What you need to do.
Below are records; count the lines that contain "JSON" and give only the total.

Data entries
▬▬▬
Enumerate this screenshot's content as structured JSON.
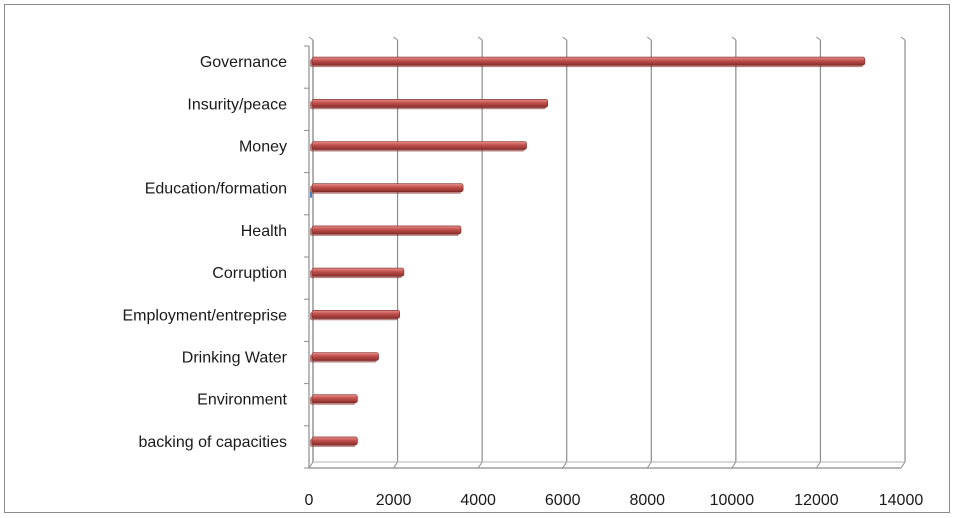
{
  "chart_data": {
    "type": "bar",
    "orientation": "horizontal",
    "title": "",
    "xlabel": "",
    "ylabel": "",
    "categories": [
      "Governance",
      "Insurity/peace",
      "Money",
      "Education/formation",
      "Health",
      "Corruption",
      "Employment/entreprise",
      "Drinking Water",
      "Environment",
      "backing of capacities"
    ],
    "values": [
      13050,
      5550,
      5050,
      3550,
      3500,
      2150,
      2050,
      1550,
      1050,
      1050
    ],
    "xlim": [
      0,
      14000
    ],
    "xticks": [
      "0",
      "2000",
      "4000",
      "6000",
      "8000",
      "10000",
      "12000",
      "14000"
    ],
    "grid": "vertical",
    "legend": "none",
    "bar_color": "#c0504d",
    "bar_highlight": "#e8908c",
    "bar_shadow": "#8b2f2c"
  }
}
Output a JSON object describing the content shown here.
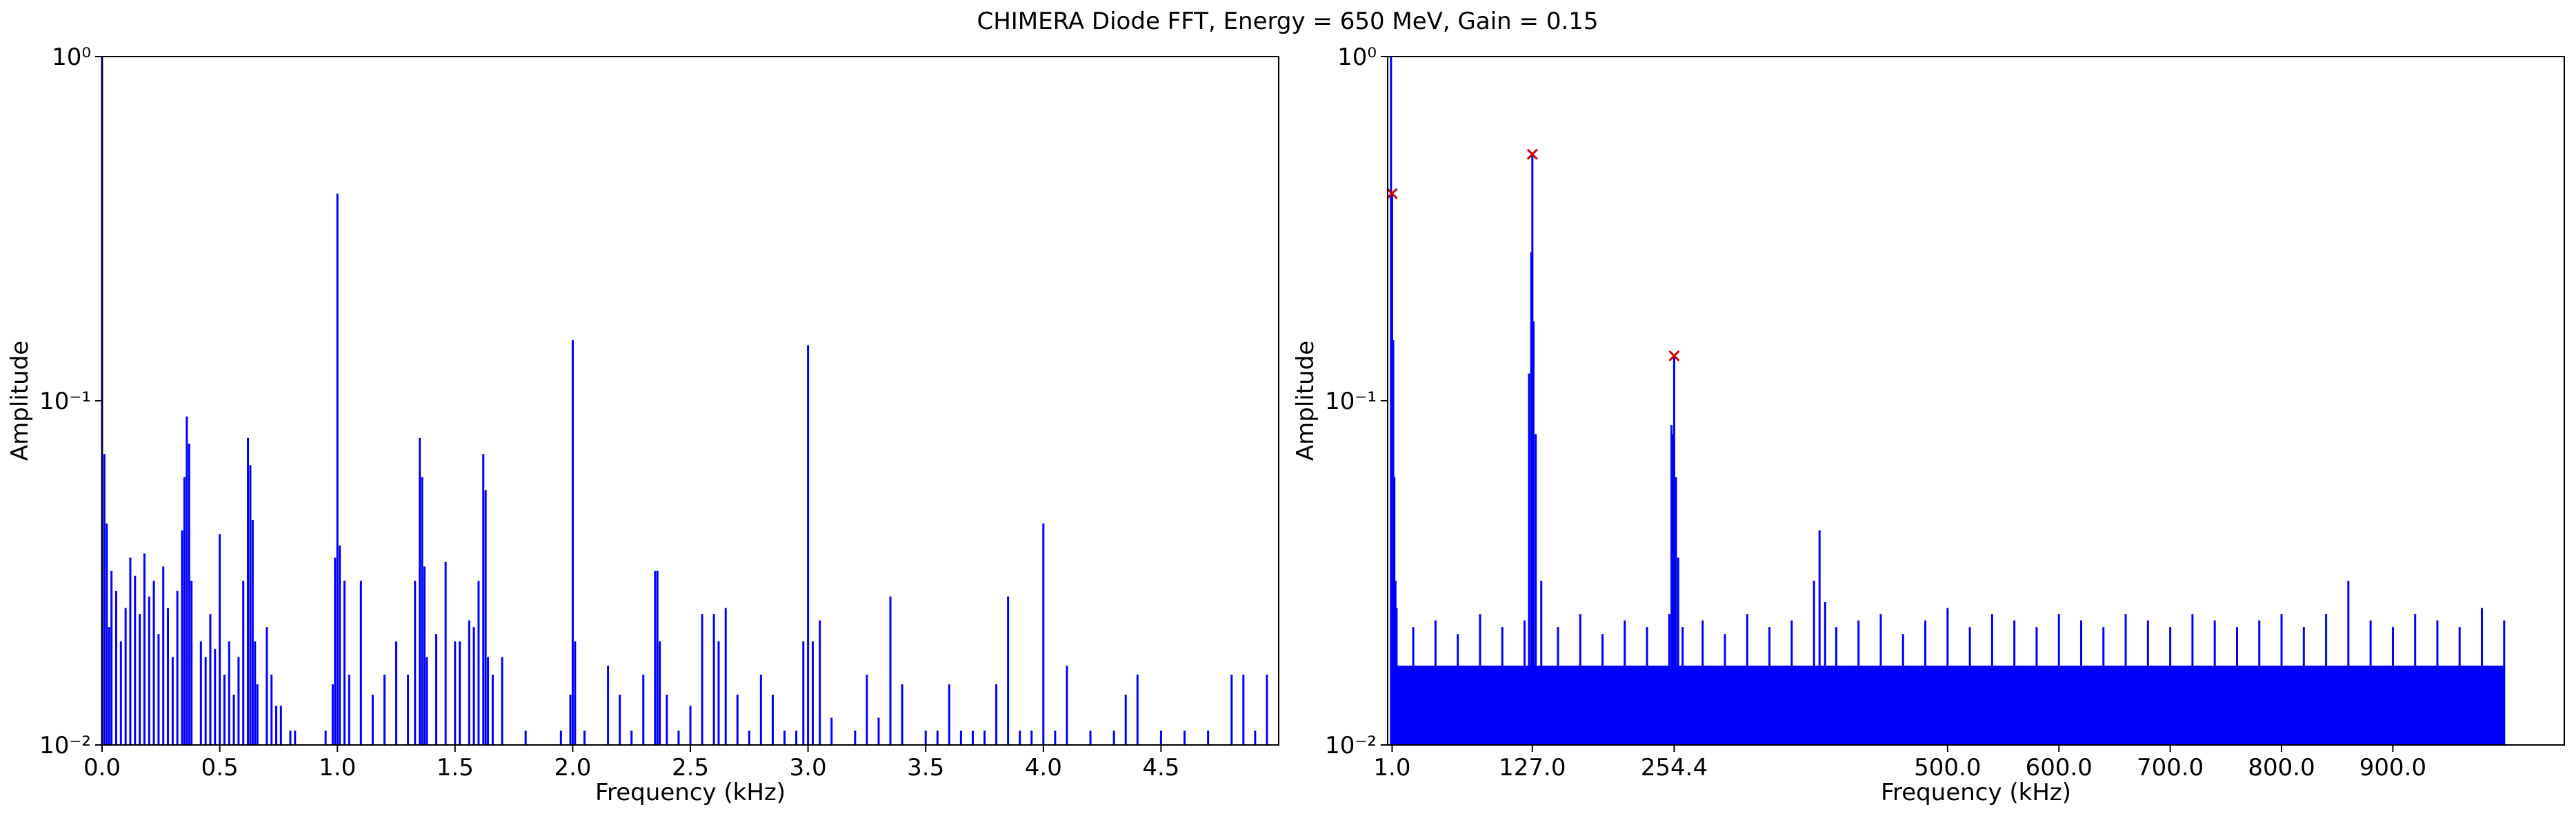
{
  "suptitle": "CHIMERA Diode FFT, Energy = 650 MeV, Gain = 0.15",
  "colors": {
    "line": "#0000ff",
    "marker": "#cc0000",
    "axes": "#000000",
    "background": "#ffffff"
  },
  "chart_data": [
    {
      "type": "line",
      "title": "",
      "xlabel": "Frequency (kHz)",
      "ylabel": "Amplitude",
      "yscale": "log",
      "xlim": [
        0.0,
        5.0
      ],
      "ylim": [
        0.01,
        1.0
      ],
      "xticks": [
        0.0,
        0.5,
        1.0,
        1.5,
        2.0,
        2.5,
        3.0,
        3.5,
        4.0,
        4.5
      ],
      "xtick_labels": [
        "0.0",
        "0.5",
        "1.0",
        "1.5",
        "2.0",
        "2.5",
        "3.0",
        "3.5",
        "4.0",
        "4.5"
      ],
      "yticks": [
        0.01,
        0.1,
        1.0
      ],
      "ytick_labels": [
        "10⁻²",
        "10⁻¹",
        "10⁰"
      ],
      "grid": false,
      "series": [
        {
          "x": [
            0.0,
            0.01,
            0.02,
            0.03,
            0.04,
            0.06,
            0.08,
            0.1,
            0.12,
            0.14,
            0.16,
            0.18,
            0.2,
            0.22,
            0.24,
            0.26,
            0.28,
            0.3,
            0.32,
            0.34,
            0.35,
            0.36,
            0.37,
            0.38,
            0.42,
            0.44,
            0.46,
            0.48,
            0.5,
            0.52,
            0.54,
            0.56,
            0.58,
            0.6,
            0.62,
            0.63,
            0.64,
            0.65,
            0.66,
            0.7,
            0.72,
            0.74,
            0.76,
            0.8,
            0.82,
            0.95,
            0.98,
            0.99,
            1.0,
            1.01,
            1.03,
            1.05,
            1.1,
            1.15,
            1.2,
            1.25,
            1.3,
            1.33,
            1.35,
            1.36,
            1.37,
            1.38,
            1.42,
            1.46,
            1.5,
            1.52,
            1.56,
            1.58,
            1.6,
            1.62,
            1.63,
            1.64,
            1.66,
            1.7,
            1.8,
            1.95,
            1.99,
            2.0,
            2.01,
            2.05,
            2.15,
            2.2,
            2.25,
            2.3,
            2.35,
            2.36,
            2.37,
            2.4,
            2.45,
            2.5,
            2.55,
            2.6,
            2.62,
            2.65,
            2.7,
            2.75,
            2.8,
            2.85,
            2.9,
            2.95,
            2.98,
            3.0,
            3.02,
            3.05,
            3.1,
            3.2,
            3.25,
            3.3,
            3.35,
            3.4,
            3.5,
            3.55,
            3.6,
            3.65,
            3.7,
            3.75,
            3.8,
            3.85,
            3.9,
            3.95,
            4.0,
            4.05,
            4.1,
            4.2,
            4.3,
            4.35,
            4.4,
            4.5,
            4.6,
            4.7,
            4.8,
            4.85,
            4.9,
            4.95
          ],
          "y": [
            1.0,
            0.07,
            0.044,
            0.022,
            0.032,
            0.028,
            0.02,
            0.025,
            0.035,
            0.031,
            0.024,
            0.036,
            0.027,
            0.03,
            0.021,
            0.033,
            0.025,
            0.018,
            0.028,
            0.042,
            0.06,
            0.09,
            0.075,
            0.03,
            0.02,
            0.018,
            0.024,
            0.019,
            0.041,
            0.016,
            0.02,
            0.014,
            0.018,
            0.03,
            0.078,
            0.065,
            0.045,
            0.02,
            0.015,
            0.022,
            0.016,
            0.013,
            0.013,
            0.011,
            0.011,
            0.011,
            0.015,
            0.035,
            0.4,
            0.038,
            0.03,
            0.016,
            0.03,
            0.014,
            0.016,
            0.02,
            0.016,
            0.03,
            0.078,
            0.06,
            0.033,
            0.018,
            0.021,
            0.034,
            0.02,
            0.02,
            0.023,
            0.022,
            0.03,
            0.07,
            0.055,
            0.018,
            0.016,
            0.018,
            0.011,
            0.011,
            0.014,
            0.15,
            0.02,
            0.011,
            0.017,
            0.014,
            0.011,
            0.016,
            0.032,
            0.032,
            0.02,
            0.014,
            0.011,
            0.013,
            0.024,
            0.024,
            0.02,
            0.025,
            0.014,
            0.011,
            0.016,
            0.014,
            0.011,
            0.011,
            0.02,
            0.145,
            0.02,
            0.023,
            0.012,
            0.011,
            0.016,
            0.012,
            0.027,
            0.015,
            0.011,
            0.011,
            0.015,
            0.011,
            0.011,
            0.011,
            0.015,
            0.027,
            0.011,
            0.011,
            0.044,
            0.011,
            0.017,
            0.011,
            0.011,
            0.014,
            0.016,
            0.011,
            0.011,
            0.011,
            0.016,
            0.016,
            0.011,
            0.016
          ]
        }
      ]
    },
    {
      "type": "line",
      "title": "",
      "xlabel": "Frequency (kHz)",
      "ylabel": "Amplitude",
      "yscale": "log",
      "xlim": [
        -3.0,
        1054.0
      ],
      "ylim": [
        0.01,
        1.0
      ],
      "xticks": [
        1.0,
        127.0,
        254.4,
        500.0,
        600.0,
        700.0,
        800.0,
        900.0
      ],
      "xtick_labels": [
        "1.0",
        "127.0",
        "254.4",
        "500.0",
        "600.0",
        "700.0",
        "800.0",
        "900.0"
      ],
      "yticks": [
        0.01,
        0.1,
        1.0
      ],
      "ytick_labels": [
        "10⁻²",
        "10⁻¹",
        "10⁰"
      ],
      "grid": false,
      "series": [
        {
          "x": [
            0.0,
            1.0,
            2.0,
            3.0,
            4.0,
            5.0,
            20.0,
            40.0,
            60.0,
            80.0,
            100.0,
            120.0,
            124.0,
            126.0,
            127.0,
            128.0,
            130.0,
            135.0,
            150.0,
            170.0,
            190.0,
            210.0,
            230.0,
            250.0,
            252.0,
            253.0,
            254.4,
            256.0,
            258.0,
            262.0,
            280.0,
            300.0,
            320.0,
            340.0,
            360.0,
            380.0,
            385.0,
            390.0,
            400.0,
            420.0,
            440.0,
            460.0,
            480.0,
            500.0,
            520.0,
            540.0,
            560.0,
            580.0,
            600.0,
            620.0,
            640.0,
            660.0,
            680.0,
            700.0,
            720.0,
            740.0,
            760.0,
            780.0,
            800.0,
            820.0,
            840.0,
            860.0,
            880.0,
            900.0,
            920.0,
            940.0,
            960.0,
            980.0,
            1000.0
          ],
          "y": [
            1.0,
            0.4,
            0.15,
            0.06,
            0.03,
            0.025,
            0.022,
            0.023,
            0.021,
            0.024,
            0.022,
            0.023,
            0.12,
            0.27,
            0.52,
            0.17,
            0.08,
            0.03,
            0.022,
            0.024,
            0.021,
            0.023,
            0.022,
            0.024,
            0.085,
            0.08,
            0.135,
            0.06,
            0.035,
            0.022,
            0.023,
            0.021,
            0.024,
            0.022,
            0.023,
            0.03,
            0.042,
            0.026,
            0.022,
            0.023,
            0.024,
            0.021,
            0.023,
            0.025,
            0.022,
            0.024,
            0.023,
            0.022,
            0.024,
            0.023,
            0.022,
            0.024,
            0.023,
            0.022,
            0.024,
            0.023,
            0.022,
            0.023,
            0.024,
            0.022,
            0.024,
            0.03,
            0.023,
            0.022,
            0.024,
            0.023,
            0.022,
            0.025,
            0.023
          ]
        }
      ],
      "peak_markers": {
        "x": [
          1.0,
          127.0,
          254.4
        ],
        "y": [
          0.4,
          0.52,
          0.135
        ]
      }
    }
  ]
}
▬▬▬
Result.
2